WHAT YOU HAVE TO DO: Gather every line in the records below that contains the word "Group".

· · · · ·

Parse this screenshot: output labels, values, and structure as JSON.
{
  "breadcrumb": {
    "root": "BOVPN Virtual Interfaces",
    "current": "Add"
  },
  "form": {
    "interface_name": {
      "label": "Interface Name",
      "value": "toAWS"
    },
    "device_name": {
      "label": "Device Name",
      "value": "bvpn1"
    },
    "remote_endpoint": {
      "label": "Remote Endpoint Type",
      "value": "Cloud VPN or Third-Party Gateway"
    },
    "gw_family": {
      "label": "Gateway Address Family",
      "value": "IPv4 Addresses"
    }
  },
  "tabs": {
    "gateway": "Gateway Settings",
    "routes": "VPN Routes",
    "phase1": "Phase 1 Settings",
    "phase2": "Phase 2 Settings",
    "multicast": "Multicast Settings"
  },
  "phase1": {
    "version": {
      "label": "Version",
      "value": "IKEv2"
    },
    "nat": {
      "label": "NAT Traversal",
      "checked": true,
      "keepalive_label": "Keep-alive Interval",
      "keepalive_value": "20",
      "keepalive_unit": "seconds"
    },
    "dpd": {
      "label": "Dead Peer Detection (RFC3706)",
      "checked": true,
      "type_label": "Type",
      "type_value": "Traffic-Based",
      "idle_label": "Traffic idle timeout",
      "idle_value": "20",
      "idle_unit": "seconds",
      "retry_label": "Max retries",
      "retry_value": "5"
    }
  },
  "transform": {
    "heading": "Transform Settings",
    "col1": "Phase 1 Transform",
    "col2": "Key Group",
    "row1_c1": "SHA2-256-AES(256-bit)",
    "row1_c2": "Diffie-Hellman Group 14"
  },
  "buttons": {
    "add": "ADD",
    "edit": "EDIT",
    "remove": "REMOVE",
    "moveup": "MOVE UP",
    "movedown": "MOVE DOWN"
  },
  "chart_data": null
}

· · · · ·

WRITTEN RESPONSE:
    "col2": "Key Group",
    "row1_c2": "Diffie-Hellman Group 14"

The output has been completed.